Extracted data entries:
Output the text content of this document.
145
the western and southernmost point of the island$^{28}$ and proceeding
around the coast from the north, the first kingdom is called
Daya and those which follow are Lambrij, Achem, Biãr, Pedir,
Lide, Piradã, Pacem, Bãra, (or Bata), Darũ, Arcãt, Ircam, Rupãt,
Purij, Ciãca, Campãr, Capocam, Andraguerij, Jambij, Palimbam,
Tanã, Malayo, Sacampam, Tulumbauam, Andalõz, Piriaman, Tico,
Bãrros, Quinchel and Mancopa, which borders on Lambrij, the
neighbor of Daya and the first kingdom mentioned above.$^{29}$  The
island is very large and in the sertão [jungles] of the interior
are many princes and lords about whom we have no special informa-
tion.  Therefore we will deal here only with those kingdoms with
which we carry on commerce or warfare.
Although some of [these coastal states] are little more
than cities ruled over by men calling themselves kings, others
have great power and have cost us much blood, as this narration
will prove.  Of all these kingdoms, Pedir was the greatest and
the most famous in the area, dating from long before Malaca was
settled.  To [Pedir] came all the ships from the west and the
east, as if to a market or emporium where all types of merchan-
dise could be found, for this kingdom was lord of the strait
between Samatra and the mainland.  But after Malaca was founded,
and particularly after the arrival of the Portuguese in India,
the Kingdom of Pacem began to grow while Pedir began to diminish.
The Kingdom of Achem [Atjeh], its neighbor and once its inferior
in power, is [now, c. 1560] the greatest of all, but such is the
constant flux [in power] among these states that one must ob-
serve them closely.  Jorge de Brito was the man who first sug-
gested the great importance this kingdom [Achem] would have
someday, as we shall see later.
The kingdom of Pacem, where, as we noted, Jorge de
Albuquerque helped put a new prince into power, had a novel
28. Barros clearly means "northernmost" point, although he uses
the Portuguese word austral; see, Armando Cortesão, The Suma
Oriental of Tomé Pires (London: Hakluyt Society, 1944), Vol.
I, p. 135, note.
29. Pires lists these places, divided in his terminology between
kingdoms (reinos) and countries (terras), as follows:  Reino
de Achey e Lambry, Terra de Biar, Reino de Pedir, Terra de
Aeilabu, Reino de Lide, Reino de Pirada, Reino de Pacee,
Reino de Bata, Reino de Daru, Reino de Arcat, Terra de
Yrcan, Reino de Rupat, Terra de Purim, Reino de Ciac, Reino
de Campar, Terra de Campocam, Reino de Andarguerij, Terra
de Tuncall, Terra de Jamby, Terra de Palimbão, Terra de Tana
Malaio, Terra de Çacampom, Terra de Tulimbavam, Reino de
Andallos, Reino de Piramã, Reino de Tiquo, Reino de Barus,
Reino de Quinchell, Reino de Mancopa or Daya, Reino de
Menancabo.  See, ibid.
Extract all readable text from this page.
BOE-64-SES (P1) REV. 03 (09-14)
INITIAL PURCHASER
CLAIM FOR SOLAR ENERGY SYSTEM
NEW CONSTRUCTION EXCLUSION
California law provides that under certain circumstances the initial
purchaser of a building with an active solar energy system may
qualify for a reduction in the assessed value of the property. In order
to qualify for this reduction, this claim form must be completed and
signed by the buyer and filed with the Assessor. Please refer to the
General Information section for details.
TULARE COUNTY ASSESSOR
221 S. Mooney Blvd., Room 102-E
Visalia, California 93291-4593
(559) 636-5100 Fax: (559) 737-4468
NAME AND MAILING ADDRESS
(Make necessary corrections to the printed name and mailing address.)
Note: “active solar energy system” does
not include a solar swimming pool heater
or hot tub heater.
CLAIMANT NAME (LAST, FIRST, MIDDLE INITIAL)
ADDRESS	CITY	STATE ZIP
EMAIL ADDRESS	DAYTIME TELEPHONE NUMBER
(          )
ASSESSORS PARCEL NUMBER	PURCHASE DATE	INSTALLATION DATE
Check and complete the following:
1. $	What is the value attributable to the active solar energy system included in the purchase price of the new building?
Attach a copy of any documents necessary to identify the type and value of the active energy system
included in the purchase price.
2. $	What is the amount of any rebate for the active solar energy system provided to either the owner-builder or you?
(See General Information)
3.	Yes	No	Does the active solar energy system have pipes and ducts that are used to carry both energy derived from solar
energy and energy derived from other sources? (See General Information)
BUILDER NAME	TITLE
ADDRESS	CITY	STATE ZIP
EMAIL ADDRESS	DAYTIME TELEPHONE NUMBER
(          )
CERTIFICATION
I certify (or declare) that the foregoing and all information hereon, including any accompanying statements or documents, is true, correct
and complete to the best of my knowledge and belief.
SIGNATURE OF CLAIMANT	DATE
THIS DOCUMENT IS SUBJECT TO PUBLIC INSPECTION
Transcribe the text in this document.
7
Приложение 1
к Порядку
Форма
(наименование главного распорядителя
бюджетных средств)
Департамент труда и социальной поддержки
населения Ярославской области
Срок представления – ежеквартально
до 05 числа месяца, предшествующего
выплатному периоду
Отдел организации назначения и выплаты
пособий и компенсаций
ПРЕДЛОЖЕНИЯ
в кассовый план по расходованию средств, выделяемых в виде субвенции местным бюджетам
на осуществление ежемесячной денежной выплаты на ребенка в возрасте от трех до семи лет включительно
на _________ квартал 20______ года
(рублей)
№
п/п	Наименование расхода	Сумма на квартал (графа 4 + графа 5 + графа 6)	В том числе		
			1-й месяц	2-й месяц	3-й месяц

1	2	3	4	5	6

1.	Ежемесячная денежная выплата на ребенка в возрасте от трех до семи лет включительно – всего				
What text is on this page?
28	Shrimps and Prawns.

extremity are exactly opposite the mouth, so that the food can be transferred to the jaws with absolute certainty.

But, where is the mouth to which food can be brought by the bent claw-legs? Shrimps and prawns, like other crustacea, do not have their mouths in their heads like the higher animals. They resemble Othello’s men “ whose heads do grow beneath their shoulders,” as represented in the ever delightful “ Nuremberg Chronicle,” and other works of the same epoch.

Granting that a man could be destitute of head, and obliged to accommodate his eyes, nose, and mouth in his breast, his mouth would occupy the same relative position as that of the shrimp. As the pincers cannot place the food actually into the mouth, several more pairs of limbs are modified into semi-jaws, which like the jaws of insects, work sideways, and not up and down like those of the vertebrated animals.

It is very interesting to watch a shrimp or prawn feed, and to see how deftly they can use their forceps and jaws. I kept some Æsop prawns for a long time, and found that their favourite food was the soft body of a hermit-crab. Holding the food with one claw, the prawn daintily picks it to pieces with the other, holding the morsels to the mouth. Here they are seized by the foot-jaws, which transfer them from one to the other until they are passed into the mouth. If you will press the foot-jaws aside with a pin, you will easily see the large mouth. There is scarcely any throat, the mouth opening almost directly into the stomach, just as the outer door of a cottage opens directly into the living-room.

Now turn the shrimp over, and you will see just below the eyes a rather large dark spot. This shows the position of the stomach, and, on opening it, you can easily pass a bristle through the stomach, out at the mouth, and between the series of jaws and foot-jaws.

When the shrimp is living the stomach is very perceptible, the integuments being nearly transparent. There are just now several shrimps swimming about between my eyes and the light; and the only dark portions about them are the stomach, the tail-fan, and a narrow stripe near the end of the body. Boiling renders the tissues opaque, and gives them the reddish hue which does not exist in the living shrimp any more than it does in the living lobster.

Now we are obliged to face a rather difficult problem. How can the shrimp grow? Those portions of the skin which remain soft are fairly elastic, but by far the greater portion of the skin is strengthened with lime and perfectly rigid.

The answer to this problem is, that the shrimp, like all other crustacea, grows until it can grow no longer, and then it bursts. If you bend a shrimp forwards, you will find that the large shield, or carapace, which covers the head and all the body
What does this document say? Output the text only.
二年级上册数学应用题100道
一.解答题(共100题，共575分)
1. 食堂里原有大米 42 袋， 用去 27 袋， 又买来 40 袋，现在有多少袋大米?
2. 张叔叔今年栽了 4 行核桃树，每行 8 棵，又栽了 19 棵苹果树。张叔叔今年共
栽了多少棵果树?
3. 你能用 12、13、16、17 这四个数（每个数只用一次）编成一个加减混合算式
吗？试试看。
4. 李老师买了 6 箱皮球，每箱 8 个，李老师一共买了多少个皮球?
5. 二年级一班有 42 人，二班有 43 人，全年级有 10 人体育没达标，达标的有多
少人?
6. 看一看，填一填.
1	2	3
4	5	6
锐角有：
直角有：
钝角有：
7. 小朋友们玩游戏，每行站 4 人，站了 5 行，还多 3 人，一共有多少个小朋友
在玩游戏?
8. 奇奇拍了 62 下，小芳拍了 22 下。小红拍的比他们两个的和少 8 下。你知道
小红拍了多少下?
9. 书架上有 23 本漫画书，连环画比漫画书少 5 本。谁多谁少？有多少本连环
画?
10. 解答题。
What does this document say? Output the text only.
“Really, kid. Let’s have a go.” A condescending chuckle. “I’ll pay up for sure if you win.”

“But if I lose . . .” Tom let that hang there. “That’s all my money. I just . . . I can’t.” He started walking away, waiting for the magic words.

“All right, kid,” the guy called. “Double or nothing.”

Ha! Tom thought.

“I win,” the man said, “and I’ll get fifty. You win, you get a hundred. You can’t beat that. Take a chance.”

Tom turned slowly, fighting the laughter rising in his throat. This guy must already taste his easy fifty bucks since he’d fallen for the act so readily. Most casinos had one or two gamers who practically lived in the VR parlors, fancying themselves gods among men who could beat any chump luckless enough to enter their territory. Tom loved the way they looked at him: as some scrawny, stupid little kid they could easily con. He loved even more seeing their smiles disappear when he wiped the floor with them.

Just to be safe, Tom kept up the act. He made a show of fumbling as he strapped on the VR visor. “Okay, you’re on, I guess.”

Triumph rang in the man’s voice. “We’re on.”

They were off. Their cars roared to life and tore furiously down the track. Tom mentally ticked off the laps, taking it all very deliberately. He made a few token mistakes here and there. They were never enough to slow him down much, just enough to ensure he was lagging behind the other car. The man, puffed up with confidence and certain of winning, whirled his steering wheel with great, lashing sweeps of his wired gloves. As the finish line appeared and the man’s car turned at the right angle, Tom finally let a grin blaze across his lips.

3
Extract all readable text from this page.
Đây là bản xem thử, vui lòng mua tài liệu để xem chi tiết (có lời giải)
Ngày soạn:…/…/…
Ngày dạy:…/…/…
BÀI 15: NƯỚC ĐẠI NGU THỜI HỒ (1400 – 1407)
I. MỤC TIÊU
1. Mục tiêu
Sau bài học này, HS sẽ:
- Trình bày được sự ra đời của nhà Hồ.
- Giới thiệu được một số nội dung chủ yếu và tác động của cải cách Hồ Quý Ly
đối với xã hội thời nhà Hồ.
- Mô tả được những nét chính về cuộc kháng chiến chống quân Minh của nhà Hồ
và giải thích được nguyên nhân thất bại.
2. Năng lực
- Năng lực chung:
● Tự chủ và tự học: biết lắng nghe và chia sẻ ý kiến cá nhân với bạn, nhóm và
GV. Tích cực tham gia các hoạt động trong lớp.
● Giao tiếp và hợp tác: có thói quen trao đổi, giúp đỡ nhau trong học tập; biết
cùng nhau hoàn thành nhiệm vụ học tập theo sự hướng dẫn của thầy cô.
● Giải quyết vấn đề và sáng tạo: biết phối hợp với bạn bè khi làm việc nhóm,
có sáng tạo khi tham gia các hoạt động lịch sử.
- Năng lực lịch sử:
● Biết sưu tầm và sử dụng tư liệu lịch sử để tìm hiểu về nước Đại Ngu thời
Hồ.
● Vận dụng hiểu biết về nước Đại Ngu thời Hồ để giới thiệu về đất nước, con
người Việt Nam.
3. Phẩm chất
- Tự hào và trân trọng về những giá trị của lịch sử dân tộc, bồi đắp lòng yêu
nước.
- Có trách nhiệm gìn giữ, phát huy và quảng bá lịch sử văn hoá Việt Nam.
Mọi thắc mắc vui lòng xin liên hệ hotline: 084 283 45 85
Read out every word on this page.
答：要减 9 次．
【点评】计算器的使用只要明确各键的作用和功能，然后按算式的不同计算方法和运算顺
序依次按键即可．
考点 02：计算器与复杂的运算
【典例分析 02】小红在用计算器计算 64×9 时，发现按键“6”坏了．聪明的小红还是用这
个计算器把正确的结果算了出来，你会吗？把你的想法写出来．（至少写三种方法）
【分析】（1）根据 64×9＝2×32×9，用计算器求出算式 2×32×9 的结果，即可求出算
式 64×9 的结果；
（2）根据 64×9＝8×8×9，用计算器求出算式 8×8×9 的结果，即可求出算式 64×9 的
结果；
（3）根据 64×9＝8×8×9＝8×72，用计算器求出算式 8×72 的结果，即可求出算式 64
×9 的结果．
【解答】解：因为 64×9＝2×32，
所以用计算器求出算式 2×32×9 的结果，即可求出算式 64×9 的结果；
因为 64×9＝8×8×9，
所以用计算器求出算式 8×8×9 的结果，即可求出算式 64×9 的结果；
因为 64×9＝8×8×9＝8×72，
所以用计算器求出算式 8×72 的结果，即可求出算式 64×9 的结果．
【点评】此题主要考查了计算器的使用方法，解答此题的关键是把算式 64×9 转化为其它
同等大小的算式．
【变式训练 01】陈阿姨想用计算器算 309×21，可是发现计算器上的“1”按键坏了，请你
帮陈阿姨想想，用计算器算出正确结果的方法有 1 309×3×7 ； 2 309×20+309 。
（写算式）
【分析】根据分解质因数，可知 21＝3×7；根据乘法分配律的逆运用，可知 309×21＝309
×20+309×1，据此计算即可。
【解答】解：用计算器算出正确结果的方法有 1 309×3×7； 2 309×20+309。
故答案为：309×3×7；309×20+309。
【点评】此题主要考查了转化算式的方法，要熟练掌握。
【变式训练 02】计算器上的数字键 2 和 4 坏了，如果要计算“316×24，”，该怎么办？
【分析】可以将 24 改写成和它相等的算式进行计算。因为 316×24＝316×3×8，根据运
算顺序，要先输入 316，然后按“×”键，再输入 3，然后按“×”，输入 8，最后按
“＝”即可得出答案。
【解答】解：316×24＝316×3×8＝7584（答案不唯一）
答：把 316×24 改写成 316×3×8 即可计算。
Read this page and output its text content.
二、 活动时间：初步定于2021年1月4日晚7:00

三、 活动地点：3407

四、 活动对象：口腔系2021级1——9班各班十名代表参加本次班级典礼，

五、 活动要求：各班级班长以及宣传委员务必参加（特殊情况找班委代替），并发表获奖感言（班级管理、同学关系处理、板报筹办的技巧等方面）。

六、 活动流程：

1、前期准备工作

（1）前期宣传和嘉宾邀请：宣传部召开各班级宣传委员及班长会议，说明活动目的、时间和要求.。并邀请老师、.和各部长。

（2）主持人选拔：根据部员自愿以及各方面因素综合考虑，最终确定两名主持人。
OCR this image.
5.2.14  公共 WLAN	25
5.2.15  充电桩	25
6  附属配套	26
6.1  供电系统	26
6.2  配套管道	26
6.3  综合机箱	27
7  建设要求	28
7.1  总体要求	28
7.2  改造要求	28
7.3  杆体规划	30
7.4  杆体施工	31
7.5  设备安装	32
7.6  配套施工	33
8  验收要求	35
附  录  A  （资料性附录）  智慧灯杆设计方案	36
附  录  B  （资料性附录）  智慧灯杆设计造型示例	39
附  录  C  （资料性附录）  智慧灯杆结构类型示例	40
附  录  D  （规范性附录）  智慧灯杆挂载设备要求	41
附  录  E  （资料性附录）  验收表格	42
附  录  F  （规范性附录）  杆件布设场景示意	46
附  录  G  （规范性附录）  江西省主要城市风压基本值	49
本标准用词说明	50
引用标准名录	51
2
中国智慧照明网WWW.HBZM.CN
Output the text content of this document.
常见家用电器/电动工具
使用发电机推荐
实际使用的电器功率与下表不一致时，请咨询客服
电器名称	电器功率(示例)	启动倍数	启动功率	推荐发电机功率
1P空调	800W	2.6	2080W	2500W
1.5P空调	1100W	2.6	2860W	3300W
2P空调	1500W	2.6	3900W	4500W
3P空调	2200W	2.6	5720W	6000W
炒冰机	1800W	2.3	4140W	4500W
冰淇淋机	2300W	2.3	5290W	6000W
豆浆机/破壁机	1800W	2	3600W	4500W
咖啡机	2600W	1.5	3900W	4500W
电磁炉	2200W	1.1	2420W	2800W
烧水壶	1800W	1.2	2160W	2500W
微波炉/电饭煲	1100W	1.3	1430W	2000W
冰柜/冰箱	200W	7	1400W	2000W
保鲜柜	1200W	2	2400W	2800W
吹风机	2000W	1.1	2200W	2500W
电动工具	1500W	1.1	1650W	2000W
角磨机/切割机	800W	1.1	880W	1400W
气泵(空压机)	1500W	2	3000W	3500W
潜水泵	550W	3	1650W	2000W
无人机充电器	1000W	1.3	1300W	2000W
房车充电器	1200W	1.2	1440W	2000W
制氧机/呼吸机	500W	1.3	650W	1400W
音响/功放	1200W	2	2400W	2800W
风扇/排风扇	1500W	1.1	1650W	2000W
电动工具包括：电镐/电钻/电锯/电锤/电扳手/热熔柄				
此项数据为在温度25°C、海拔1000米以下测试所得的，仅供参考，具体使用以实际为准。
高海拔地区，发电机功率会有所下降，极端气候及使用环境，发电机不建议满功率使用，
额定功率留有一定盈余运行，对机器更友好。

STATED TASK: Write down every line of the data above that includes the string "выплаты".

RESULT OF THE EXERCISE:
Отдел организации назначения и выплаты
на осуществление ежемесячной денежной выплаты на ребенка в возрасте от трех до семи лет включительно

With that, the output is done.